(Exercise goal) Transcribe each record exactly. Include every one.
— START —
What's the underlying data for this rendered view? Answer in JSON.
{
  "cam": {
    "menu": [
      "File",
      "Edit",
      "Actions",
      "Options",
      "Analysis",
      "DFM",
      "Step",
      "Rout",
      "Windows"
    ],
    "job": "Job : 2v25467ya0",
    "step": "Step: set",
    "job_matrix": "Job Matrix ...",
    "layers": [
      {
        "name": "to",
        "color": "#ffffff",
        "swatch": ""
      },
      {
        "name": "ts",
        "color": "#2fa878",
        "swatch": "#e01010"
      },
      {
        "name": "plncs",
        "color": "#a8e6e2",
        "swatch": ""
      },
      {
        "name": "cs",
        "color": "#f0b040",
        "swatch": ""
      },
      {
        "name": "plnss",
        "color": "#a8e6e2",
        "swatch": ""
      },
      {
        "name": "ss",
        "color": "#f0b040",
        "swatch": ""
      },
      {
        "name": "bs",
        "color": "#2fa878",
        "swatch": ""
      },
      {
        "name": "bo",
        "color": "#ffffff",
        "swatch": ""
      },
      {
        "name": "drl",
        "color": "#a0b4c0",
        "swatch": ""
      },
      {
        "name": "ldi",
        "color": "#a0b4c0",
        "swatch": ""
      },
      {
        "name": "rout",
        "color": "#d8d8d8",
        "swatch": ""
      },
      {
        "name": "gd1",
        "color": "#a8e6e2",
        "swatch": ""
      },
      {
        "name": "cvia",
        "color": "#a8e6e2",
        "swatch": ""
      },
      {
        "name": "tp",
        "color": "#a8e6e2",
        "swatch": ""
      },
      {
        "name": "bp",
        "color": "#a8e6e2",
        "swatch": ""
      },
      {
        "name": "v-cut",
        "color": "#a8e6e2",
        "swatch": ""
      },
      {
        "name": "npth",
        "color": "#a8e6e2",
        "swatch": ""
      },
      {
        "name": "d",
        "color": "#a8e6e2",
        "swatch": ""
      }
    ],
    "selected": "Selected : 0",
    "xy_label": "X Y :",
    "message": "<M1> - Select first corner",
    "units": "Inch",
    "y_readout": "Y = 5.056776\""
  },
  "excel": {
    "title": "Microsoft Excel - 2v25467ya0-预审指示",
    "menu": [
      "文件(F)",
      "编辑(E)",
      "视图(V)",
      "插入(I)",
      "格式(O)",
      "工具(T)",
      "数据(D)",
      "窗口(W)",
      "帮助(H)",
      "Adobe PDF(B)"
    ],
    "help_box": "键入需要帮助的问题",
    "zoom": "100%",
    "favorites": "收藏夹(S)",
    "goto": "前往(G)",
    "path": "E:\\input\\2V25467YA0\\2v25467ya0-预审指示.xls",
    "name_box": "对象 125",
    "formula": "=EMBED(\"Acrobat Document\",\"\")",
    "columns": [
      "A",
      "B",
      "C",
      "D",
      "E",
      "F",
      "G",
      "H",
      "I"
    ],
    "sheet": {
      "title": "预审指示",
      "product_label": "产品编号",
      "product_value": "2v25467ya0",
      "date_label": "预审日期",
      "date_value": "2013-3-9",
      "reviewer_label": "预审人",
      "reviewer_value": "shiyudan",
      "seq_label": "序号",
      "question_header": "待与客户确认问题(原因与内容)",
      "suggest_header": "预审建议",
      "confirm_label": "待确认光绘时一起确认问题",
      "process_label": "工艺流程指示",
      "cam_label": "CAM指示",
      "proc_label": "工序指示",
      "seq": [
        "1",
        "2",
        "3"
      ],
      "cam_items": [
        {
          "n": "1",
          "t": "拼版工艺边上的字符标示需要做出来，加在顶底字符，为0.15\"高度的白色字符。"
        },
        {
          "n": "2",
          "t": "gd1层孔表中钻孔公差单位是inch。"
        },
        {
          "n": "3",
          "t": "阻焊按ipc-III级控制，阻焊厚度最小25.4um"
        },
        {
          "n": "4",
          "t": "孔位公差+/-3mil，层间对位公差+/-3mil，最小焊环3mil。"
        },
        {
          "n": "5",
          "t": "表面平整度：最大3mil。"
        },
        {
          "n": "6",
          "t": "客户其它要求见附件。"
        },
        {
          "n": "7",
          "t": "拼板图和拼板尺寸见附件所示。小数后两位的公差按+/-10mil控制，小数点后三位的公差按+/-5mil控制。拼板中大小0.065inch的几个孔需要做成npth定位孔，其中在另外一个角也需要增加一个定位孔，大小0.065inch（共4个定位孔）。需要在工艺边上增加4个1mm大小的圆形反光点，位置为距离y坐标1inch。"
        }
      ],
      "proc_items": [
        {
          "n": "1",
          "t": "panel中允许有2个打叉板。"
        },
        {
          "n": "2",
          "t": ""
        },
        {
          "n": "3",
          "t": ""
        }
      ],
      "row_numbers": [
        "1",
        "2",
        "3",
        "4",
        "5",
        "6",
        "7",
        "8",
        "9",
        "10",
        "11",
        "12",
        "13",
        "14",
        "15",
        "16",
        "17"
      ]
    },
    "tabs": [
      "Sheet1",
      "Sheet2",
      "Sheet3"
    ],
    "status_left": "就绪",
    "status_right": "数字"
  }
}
— END —
(Response)
What's the underlying data for this rendered view? Answer in JSON.
{
  "cam": {
    "menu": [
      "File",
      "Edit",
      "Actions",
      "Options",
      "Analysis",
      "DFM",
      "Step",
      "Rout",
      "Windows"
    ],
    "job": "Job : 2v25467ya0",
    "step": "Step: set",
    "job_matrix": "Job Matrix ...",
    "layers": [
      {
        "name": "to",
        "color": "#ffffff",
        "swatch": ""
      },
      {
        "name": "ts",
        "color": "#2fa878",
        "swatch": "#e01010"
      },
      {
        "name": "plncs",
        "color": "#a8e6e2",
        "swatch": ""
      },
      {
        "name": "cs",
        "color": "#f0b040",
        "swatch": ""
      },
      {
        "name": "plnss",
        "color": "#a8e6e2",
        "swatch": ""
      },
      {
        "name": "ss",
        "color": "#f0b040",
        "swatch": ""
      },
      {
        "name": "bs",
        "color": "#2fa878",
        "swatch": ""
      },
      {
        "name": "bo",
        "color": "#ffffff",
        "swatch": ""
      },
      {
        "name": "drl",
        "color": "#a0b4c0",
        "swatch": ""
      },
      {
        "name": "ldi",
        "color": "#a0b4c0",
        "swatch": ""
      },
      {
        "name": "rout",
        "color": "#d8d8d8",
        "swatch": ""
      },
      {
        "name": "gd1",
        "color": "#a8e6e2",
        "swatch": ""
      },
      {
        "name": "cvia",
        "color": "#a8e6e2",
        "swatch": ""
      },
      {
        "name": "tp",
        "color": "#a8e6e2",
        "swatch": ""
      },
      {
        "name": "bp",
        "color": "#a8e6e2",
        "swatch": ""
      },
      {
        "name": "v-cut",
        "color": "#a8e6e2",
        "swatch": ""
      },
      {
        "name": "npth",
        "color": "#a8e6e2",
        "swatch": ""
      },
      {
        "name": "d",
        "color": "#a8e6e2",
        "swatch": ""
      }
    ],
    "selected": "Selected : 0",
    "xy_label": "X Y :",
    "message": "<M1> - Select first corner",
    "units": "Inch",
    "y_readout": "Y = 5.056776\""
  },
  "excel": {
    "title": "Microsoft Excel - 2v25467ya0-预审指示",
    "menu": [
      "文件(F)",
      "编辑(E)",
      "视图(V)",
      "插入(I)",
      "格式(O)",
      "工具(T)",
      "数据(D)",
      "窗口(W)",
      "帮助(H)",
      "Adobe PDF(B)"
    ],
    "help_box": "键入需要帮助的问题",
    "zoom": "100%",
    "favorites": "收藏夹(S)",
    "goto": "前往(G)",
    "path": "E:\\input\\2V25467YA0\\2v25467ya0-预审指示.xls",
    "name_box": "对象 125",
    "formula": "=EMBED(\"Acrobat Document\",\"\")",
    "columns": [
      "A",
      "B",
      "C",
      "D",
      "E",
      "F",
      "G",
      "H",
      "I"
    ],
    "sheet": {
      "title": "预审指示",
      "product_label": "产品编号",
      "product_value": "2v25467ya0",
      "date_label": "预审日期",
      "date_value": "2013-3-9",
      "reviewer_label": "预审人",
      "reviewer_value": "shiyudan",
      "seq_label": "序号",
      "question_header": "待与客户确认问题(原因与内容)",
      "suggest_header": "预审建议",
      "confirm_label": "待确认光绘时一起确认问题",
      "process_label": "工艺流程指示",
      "cam_label": "CAM指示",
      "proc_label": "工序指示",
      "seq": [
        "1",
        "2",
        "3"
      ],
      "cam_items": [
        {
          "n": "1",
          "t": "拼版工艺边上的字符标示需要做出来，加在顶底字符，为0.15\"高度的白色字符。"
        },
        {
          "n": "2",
          "t": "gd1层孔表中钻孔公差单位是inch。"
        },
        {
          "n": "3",
          "t": "阻焊按ipc-III级控制，阻焊厚度最小25.4um"
        },
        {
          "n": "4",
          "t": "孔位公差+/-3mil，层间对位公差+/-3mil，最小焊环3mil。"
        },
        {
          "n": "5",
          "t": "表面平整度：最大3mil。"
        },
        {
          "n": "6",
          "t": "客户其它要求见附件。"
        },
        {
          "n": "7",
          "t": "拼板图和拼板尺寸见附件所示。小数后两位的公差按+/-10mil控制，小数点后三位的公差按+/-5mil控制。拼板中大小0.065inch的几个孔需要做成npth定位孔，其中在另外一个角也需要增加一个定位孔，大小0.065inch（共4个定位孔）。需要在工艺边上增加4个1mm大小的圆形反光点，位置为距离y坐标1inch。"
        }
      ],
      "proc_items": [
        {
          "n": "1",
          "t": "panel中允许有2个打叉板。"
        },
        {
          "n": "2",
          "t": ""
        },
        {
          "n": "3",
          "t": ""
        }
      ],
      "row_numbers": [
        "1",
        "2",
        "3",
        "4",
        "5",
        "6",
        "7",
        "8",
        "9",
        "10",
        "11",
        "12",
        "13",
        "14",
        "15",
        "16",
        "17"
      ]
    },
    "tabs": [
      "Sheet1",
      "Sheet2",
      "Sheet3"
    ],
    "status_left": "就绪",
    "status_right": "数字"
  }
}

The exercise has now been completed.